[Start Task data]
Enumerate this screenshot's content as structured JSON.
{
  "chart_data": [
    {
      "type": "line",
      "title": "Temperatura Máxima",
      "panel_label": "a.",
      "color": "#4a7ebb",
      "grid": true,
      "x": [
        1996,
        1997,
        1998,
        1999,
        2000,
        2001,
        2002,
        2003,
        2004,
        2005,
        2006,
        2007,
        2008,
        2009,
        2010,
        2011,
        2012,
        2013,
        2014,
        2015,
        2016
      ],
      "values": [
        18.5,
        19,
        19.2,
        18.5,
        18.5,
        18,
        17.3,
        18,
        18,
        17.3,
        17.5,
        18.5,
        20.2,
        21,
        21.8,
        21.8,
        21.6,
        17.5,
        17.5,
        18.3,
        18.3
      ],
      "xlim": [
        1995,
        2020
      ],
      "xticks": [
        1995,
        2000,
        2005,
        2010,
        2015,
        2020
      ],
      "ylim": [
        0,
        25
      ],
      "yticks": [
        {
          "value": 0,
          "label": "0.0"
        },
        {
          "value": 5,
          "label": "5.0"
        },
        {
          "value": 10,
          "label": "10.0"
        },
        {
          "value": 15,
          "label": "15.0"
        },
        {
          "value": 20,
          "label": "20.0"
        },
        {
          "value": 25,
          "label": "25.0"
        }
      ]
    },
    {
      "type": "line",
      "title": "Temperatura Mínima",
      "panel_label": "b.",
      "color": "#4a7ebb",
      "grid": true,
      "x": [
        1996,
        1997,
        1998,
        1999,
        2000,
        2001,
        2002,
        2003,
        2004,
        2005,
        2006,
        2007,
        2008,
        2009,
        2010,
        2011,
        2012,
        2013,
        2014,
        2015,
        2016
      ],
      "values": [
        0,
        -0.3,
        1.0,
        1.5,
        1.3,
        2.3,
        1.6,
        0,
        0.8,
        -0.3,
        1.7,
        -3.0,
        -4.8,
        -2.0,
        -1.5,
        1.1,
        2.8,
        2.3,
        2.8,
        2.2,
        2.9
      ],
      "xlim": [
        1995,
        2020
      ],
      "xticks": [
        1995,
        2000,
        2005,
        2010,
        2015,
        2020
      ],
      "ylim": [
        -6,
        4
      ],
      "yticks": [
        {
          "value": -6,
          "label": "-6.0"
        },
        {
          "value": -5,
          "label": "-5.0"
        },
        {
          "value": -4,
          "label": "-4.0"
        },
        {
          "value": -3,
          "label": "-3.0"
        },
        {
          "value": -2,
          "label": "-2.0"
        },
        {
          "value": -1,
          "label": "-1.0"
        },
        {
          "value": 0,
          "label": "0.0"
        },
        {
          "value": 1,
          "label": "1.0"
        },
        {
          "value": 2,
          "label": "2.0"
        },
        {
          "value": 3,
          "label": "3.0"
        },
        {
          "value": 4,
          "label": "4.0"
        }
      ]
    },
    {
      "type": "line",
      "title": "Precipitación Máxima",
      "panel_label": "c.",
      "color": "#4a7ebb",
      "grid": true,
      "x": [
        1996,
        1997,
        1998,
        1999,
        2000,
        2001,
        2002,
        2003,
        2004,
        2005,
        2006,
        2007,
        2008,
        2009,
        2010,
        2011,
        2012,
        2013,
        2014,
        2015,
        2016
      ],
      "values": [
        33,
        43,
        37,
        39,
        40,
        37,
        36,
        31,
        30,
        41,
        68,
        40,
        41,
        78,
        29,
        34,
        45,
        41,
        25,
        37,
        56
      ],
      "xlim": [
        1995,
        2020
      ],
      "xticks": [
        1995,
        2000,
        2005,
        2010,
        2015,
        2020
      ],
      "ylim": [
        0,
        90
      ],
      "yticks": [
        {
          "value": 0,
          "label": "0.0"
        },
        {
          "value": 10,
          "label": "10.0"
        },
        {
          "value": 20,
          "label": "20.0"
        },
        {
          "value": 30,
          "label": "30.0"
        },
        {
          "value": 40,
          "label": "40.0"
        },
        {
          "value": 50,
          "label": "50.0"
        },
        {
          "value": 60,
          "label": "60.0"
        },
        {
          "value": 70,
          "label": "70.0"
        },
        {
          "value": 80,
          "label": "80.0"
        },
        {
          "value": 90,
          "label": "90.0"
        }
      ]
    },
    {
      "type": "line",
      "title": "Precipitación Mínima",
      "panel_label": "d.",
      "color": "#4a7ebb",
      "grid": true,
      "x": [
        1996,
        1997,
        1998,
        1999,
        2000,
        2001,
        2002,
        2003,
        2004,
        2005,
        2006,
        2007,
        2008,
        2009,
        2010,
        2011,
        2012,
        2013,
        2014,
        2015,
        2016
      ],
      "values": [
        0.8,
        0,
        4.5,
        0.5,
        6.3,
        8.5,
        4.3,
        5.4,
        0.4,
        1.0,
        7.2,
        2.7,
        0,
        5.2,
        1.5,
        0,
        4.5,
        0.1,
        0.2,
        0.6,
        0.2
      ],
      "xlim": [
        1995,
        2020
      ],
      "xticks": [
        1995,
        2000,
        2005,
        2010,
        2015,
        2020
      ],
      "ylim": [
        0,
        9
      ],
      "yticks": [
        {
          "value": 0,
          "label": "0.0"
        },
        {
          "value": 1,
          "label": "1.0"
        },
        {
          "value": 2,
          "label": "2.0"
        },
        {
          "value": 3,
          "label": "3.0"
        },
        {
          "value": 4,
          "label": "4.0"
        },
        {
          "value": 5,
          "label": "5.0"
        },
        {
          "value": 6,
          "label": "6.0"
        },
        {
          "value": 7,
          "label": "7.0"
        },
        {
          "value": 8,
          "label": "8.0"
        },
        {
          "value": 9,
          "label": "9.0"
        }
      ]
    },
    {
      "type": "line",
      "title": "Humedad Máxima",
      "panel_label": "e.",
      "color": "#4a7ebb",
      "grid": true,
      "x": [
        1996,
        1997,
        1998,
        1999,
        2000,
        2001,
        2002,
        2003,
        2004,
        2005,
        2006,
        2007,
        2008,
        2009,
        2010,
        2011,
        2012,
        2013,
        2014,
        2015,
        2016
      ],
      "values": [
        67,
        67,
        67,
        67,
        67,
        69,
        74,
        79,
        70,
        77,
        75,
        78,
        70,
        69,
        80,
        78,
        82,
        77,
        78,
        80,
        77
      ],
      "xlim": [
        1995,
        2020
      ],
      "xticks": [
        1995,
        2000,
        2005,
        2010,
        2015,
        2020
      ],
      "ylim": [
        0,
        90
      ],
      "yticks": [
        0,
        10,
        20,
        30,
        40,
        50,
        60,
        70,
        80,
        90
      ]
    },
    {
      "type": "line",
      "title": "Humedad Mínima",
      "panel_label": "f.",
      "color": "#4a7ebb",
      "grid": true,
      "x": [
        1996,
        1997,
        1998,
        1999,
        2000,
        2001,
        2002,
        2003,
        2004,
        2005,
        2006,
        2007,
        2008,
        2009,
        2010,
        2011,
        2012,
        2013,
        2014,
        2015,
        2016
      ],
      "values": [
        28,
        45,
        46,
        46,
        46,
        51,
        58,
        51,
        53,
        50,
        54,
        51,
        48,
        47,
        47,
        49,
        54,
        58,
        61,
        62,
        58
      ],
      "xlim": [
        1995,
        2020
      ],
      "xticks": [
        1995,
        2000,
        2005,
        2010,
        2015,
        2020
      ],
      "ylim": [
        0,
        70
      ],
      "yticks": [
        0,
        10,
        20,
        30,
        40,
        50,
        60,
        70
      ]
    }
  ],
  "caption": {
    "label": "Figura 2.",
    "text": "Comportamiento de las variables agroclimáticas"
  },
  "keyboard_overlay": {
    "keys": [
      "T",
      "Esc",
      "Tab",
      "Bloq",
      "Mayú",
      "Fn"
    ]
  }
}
[End Task data]
Given task. List the lines of the entries that include "Humedad".

Response to the exercise.
      "title": "Humedad Máxima",
      "title": "Humedad Mínima",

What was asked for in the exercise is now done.